----- INPUT DATA
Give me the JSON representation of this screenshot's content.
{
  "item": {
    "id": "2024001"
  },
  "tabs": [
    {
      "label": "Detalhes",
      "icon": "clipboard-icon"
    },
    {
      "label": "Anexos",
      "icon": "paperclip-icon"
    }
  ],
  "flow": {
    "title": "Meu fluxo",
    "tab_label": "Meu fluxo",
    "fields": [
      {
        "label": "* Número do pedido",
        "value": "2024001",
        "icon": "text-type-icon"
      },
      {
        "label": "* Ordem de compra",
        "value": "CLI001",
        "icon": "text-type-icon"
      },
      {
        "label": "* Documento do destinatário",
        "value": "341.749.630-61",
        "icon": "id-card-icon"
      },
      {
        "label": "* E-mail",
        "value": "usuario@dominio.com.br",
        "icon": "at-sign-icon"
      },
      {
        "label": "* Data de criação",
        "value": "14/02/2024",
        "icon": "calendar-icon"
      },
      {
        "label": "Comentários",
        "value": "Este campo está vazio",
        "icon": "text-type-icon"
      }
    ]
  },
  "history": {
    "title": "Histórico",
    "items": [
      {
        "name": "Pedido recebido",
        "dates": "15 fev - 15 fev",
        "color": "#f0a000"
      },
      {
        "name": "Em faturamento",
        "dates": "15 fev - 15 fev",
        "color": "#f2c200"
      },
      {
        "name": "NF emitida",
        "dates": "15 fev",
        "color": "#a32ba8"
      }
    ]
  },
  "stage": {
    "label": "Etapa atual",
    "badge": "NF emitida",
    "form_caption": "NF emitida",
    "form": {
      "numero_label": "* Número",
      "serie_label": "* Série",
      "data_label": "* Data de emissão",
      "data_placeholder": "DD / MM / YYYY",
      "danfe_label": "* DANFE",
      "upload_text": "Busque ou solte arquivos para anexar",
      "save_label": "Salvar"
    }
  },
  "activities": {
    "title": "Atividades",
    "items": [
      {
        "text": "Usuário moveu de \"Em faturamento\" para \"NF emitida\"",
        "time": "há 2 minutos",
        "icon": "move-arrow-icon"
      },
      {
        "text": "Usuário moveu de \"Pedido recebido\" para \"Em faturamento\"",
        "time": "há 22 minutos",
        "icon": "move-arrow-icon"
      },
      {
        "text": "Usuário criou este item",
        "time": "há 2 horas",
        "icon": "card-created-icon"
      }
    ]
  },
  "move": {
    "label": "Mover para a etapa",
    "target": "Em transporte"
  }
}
----------
▸ **WHAT IS ASKED**
Word for word, write out the data.

▸ **EXERCISE OUTPUT**
Give me the JSON representation of this screenshot's content.
{
  "item": {
    "id": "2024001"
  },
  "tabs": [
    {
      "label": "Detalhes",
      "icon": "clipboard-icon"
    },
    {
      "label": "Anexos",
      "icon": "paperclip-icon"
    }
  ],
  "flow": {
    "title": "Meu fluxo",
    "tab_label": "Meu fluxo",
    "fields": [
      {
        "label": "* Número do pedido",
        "value": "2024001",
        "icon": "text-type-icon"
      },
      {
        "label": "* Ordem de compra",
        "value": "CLI001",
        "icon": "text-type-icon"
      },
      {
        "label": "* Documento do destinatário",
        "value": "341.749.630-61",
        "icon": "id-card-icon"
      },
      {
        "label": "* E-mail",
        "value": "usuario@dominio.com.br",
        "icon": "at-sign-icon"
      },
      {
        "label": "* Data de criação",
        "value": "14/02/2024",
        "icon": "calendar-icon"
      },
      {
        "label": "Comentários",
        "value": "Este campo está vazio",
        "icon": "text-type-icon"
      }
    ]
  },
  "history": {
    "title": "Histórico",
    "items": [
      {
        "name": "Pedido recebido",
        "dates": "15 fev - 15 fev",
        "color": "#f0a000"
      },
      {
        "name": "Em faturamento",
        "dates": "15 fev - 15 fev",
        "color": "#f2c200"
      },
      {
        "name": "NF emitida",
        "dates": "15 fev",
        "color": "#a32ba8"
      }
    ]
  },
  "stage": {
    "label": "Etapa atual",
    "badge": "NF emitida",
    "form_caption": "NF emitida",
    "form": {
      "numero_label": "* Número",
      "serie_label": "* Série",
      "data_label": "* Data de emissão",
      "data_placeholder": "DD / MM / YYYY",
      "danfe_label": "* DANFE",
      "upload_text": "Busque ou solte arquivos para anexar",
      "save_label": "Salvar"
    }
  },
  "activities": {
    "title": "Atividades",
    "items": [
      {
        "text": "Usuário moveu de \"Em faturamento\" para \"NF emitida\"",
        "time": "há 2 minutos",
        "icon": "move-arrow-icon"
      },
      {
        "text": "Usuário moveu de \"Pedido recebido\" para \"Em faturamento\"",
        "time": "há 22 minutos",
        "icon": "move-arrow-icon"
      },
      {
        "text": "Usuário criou este item",
        "time": "há 2 horas",
        "icon": "card-created-icon"
      }
    ]
  },
  "move": {
    "label": "Mover para a etapa",
    "target": "Em transporte"
  }
}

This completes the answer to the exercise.